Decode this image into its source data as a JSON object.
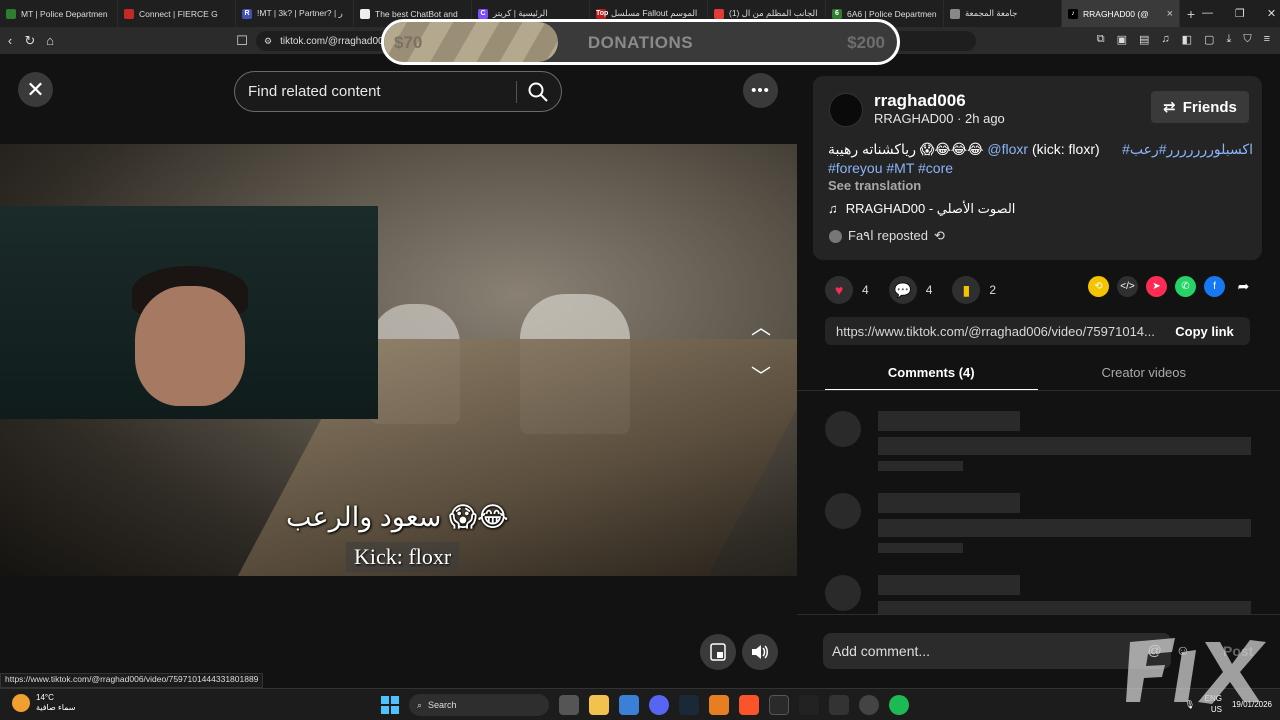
{
  "browser": {
    "tabs": [
      {
        "label": "MT | Police Departmen",
        "color": "#2e7d32",
        "icon_text": ""
      },
      {
        "label": "Connect | FIERCE G",
        "color": "#c62828",
        "icon_text": ""
      },
      {
        "label": "!MT | 3k? | Partner? | ر",
        "color": "#3f51b5",
        "icon_text": "R"
      },
      {
        "label": "The best ChatBot and",
        "color": "#eeeeee",
        "icon_text": ""
      },
      {
        "label": "الرئيسية | كريتر",
        "color": "#7c4dff",
        "icon_text": "C"
      },
      {
        "label": "مسلسل Fallout الموسم",
        "color": "#b71c1c",
        "icon_text": "Top"
      },
      {
        "label": "(1) الجانب المظلم من ال",
        "color": "#e53935",
        "icon_text": ""
      },
      {
        "label": "6A6 | Police Departmen",
        "color": "#2e7d32",
        "icon_text": "6"
      },
      {
        "label": "جامعة المجمعة",
        "color": "#888888",
        "icon_text": ""
      },
      {
        "label": "RRAGHAD00 (@",
        "color": "#000000",
        "icon_text": "♪",
        "active": true
      }
    ],
    "new_tab": "+",
    "url": "tiktok.com/@rraghad006",
    "window_controls": [
      "—",
      "❐",
      "✕"
    ]
  },
  "donation": {
    "label": "DONATIONS",
    "min": "$70",
    "max": "$200",
    "progress": 0.34
  },
  "player": {
    "find_placeholder": "Find related content",
    "caption_arabic": "😂😱 سعود والرعب",
    "caption_kick": "Kick: floxr",
    "status_url": "https://www.tiktok.com/@rraghad006/video/7597101444331801889"
  },
  "post": {
    "username": "rraghad006",
    "handle_time": "RRAGHAD00 · 2h ago",
    "friends_label": "Friends",
    "description_prefix": "اكسبلوررررررر#رعب# ",
    "description_mention": "@floxr",
    "description_mid": " (kick: floxr) ",
    "description_arabic": "رياكشناته رهيبة 😱😂😂😂 ",
    "hashtags": [
      "#foreyou",
      "#MT",
      "#core"
    ],
    "see_translation": "See translation",
    "music": "RRAGHAD00 - الصوت الأصلي",
    "repost_text": "Faا۹ reposted",
    "likes": "4",
    "comments": "4",
    "saves": "2",
    "link": "https://www.tiktok.com/@rraghad006/video/75971014...",
    "copy_link": "Copy link",
    "tab_comments": "Comments (4)",
    "tab_creator": "Creator videos",
    "add_comment": "Add comment...",
    "post_button": "Post"
  },
  "share_colors": [
    "#f5c400",
    "#2f2f2f",
    "#fe2c55",
    "#25d366",
    "#1877f2"
  ],
  "taskbar": {
    "temp": "14°C",
    "weather": "سماء صافية",
    "search": "Search",
    "lang": "ENG",
    "region": "US",
    "time": "",
    "date": "19/01/2026"
  }
}
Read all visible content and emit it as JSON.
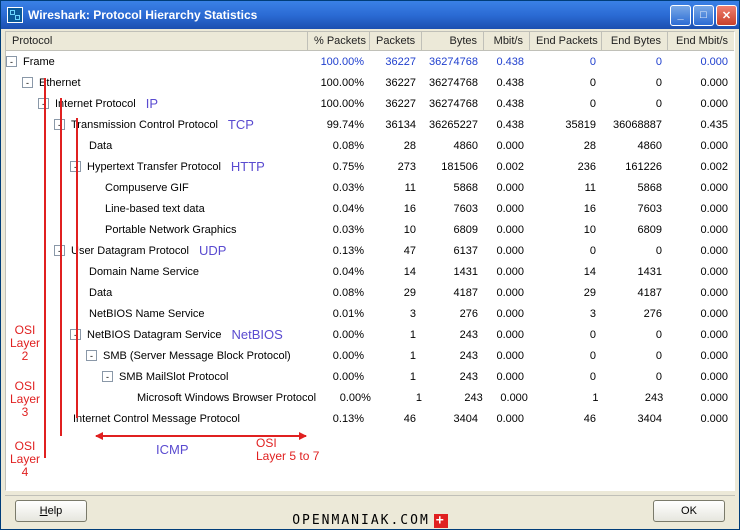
{
  "window": {
    "title": "Wireshark: Protocol Hierarchy Statistics"
  },
  "columns": {
    "protocol": "Protocol",
    "pct_packets": "% Packets",
    "packets": "Packets",
    "bytes": "Bytes",
    "mbits": "Mbit/s",
    "end_packets": "End Packets",
    "end_bytes": "End Bytes",
    "end_mbits": "End Mbit/s"
  },
  "rows": [
    {
      "depth": 0,
      "expand": "-",
      "label": "Frame",
      "annot": "",
      "pct": "100.00%",
      "pkts": "36227",
      "bytes": "36274768",
      "mbit": "0.438",
      "epkts": "0",
      "ebytes": "0",
      "embit": "0.000",
      "hl": true
    },
    {
      "depth": 1,
      "expand": "-",
      "label": "Ethernet",
      "annot": "",
      "pct": "100.00%",
      "pkts": "36227",
      "bytes": "36274768",
      "mbit": "0.438",
      "epkts": "0",
      "ebytes": "0",
      "embit": "0.000"
    },
    {
      "depth": 2,
      "expand": "-",
      "label": "Internet Protocol",
      "annot": "IP",
      "pct": "100.00%",
      "pkts": "36227",
      "bytes": "36274768",
      "mbit": "0.438",
      "epkts": "0",
      "ebytes": "0",
      "embit": "0.000"
    },
    {
      "depth": 3,
      "expand": "-",
      "label": "Transmission Control Protocol",
      "annot": "TCP",
      "pct": "99.74%",
      "pkts": "36134",
      "bytes": "36265227",
      "mbit": "0.438",
      "epkts": "35819",
      "ebytes": "36068887",
      "embit": "0.435"
    },
    {
      "depth": 4,
      "expand": "",
      "label": "Data",
      "annot": "",
      "pct": "0.08%",
      "pkts": "28",
      "bytes": "4860",
      "mbit": "0.000",
      "epkts": "28",
      "ebytes": "4860",
      "embit": "0.000"
    },
    {
      "depth": 4,
      "expand": "-",
      "label": "Hypertext Transfer Protocol",
      "annot": "HTTP",
      "pct": "0.75%",
      "pkts": "273",
      "bytes": "181506",
      "mbit": "0.002",
      "epkts": "236",
      "ebytes": "161226",
      "embit": "0.002"
    },
    {
      "depth": 5,
      "expand": "",
      "label": "Compuserve GIF",
      "annot": "",
      "pct": "0.03%",
      "pkts": "11",
      "bytes": "5868",
      "mbit": "0.000",
      "epkts": "11",
      "ebytes": "5868",
      "embit": "0.000"
    },
    {
      "depth": 5,
      "expand": "",
      "label": "Line-based text data",
      "annot": "",
      "pct": "0.04%",
      "pkts": "16",
      "bytes": "7603",
      "mbit": "0.000",
      "epkts": "16",
      "ebytes": "7603",
      "embit": "0.000"
    },
    {
      "depth": 5,
      "expand": "",
      "label": "Portable Network Graphics",
      "annot": "",
      "pct": "0.03%",
      "pkts": "10",
      "bytes": "6809",
      "mbit": "0.000",
      "epkts": "10",
      "ebytes": "6809",
      "embit": "0.000"
    },
    {
      "depth": 3,
      "expand": "-",
      "label": "User Datagram Protocol",
      "annot": "UDP",
      "pct": "0.13%",
      "pkts": "47",
      "bytes": "6137",
      "mbit": "0.000",
      "epkts": "0",
      "ebytes": "0",
      "embit": "0.000"
    },
    {
      "depth": 4,
      "expand": "",
      "label": "Domain Name Service",
      "annot": "",
      "pct": "0.04%",
      "pkts": "14",
      "bytes": "1431",
      "mbit": "0.000",
      "epkts": "14",
      "ebytes": "1431",
      "embit": "0.000"
    },
    {
      "depth": 4,
      "expand": "",
      "label": "Data",
      "annot": "",
      "pct": "0.08%",
      "pkts": "29",
      "bytes": "4187",
      "mbit": "0.000",
      "epkts": "29",
      "ebytes": "4187",
      "embit": "0.000"
    },
    {
      "depth": 4,
      "expand": "",
      "label": "NetBIOS Name Service",
      "annot": "",
      "pct": "0.01%",
      "pkts": "3",
      "bytes": "276",
      "mbit": "0.000",
      "epkts": "3",
      "ebytes": "276",
      "embit": "0.000"
    },
    {
      "depth": 4,
      "expand": "-",
      "label": "NetBIOS Datagram Service",
      "annot": "NetBIOS",
      "pct": "0.00%",
      "pkts": "1",
      "bytes": "243",
      "mbit": "0.000",
      "epkts": "0",
      "ebytes": "0",
      "embit": "0.000"
    },
    {
      "depth": 5,
      "expand": "-",
      "label": "SMB (Server Message Block Protocol)",
      "annot": "",
      "pct": "0.00%",
      "pkts": "1",
      "bytes": "243",
      "mbit": "0.000",
      "epkts": "0",
      "ebytes": "0",
      "embit": "0.000"
    },
    {
      "depth": 6,
      "expand": "-",
      "label": "SMB MailSlot Protocol",
      "annot": "",
      "pct": "0.00%",
      "pkts": "1",
      "bytes": "243",
      "mbit": "0.000",
      "epkts": "0",
      "ebytes": "0",
      "embit": "0.000"
    },
    {
      "depth": 7,
      "expand": "",
      "label": "Microsoft Windows Browser Protocol",
      "annot": "",
      "pct": "0.00%",
      "pkts": "1",
      "bytes": "243",
      "mbit": "0.000",
      "epkts": "1",
      "ebytes": "243",
      "embit": "0.000"
    },
    {
      "depth": 3,
      "expand": "",
      "label": "Internet Control Message Protocol",
      "annot": "",
      "pct": "0.13%",
      "pkts": "46",
      "bytes": "3404",
      "mbit": "0.000",
      "epkts": "46",
      "ebytes": "3404",
      "embit": "0.000"
    }
  ],
  "icmp_annot": "ICMP",
  "osi": {
    "l2": "OSI\nLayer\n2",
    "l3": "OSI\nLayer\n3",
    "l4": "OSI\nLayer\n4",
    "l57": "OSI\nLayer 5 to 7"
  },
  "buttons": {
    "help": "Help",
    "ok": "OK"
  },
  "watermark": "OPENMANIAK.COM"
}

----

▸ **EXERCISE**
Tally how many lines of the material contain the word "Message". The answer must be the number and nothing else.

▸ **RESPONSE TO THIS EXERCISE**
2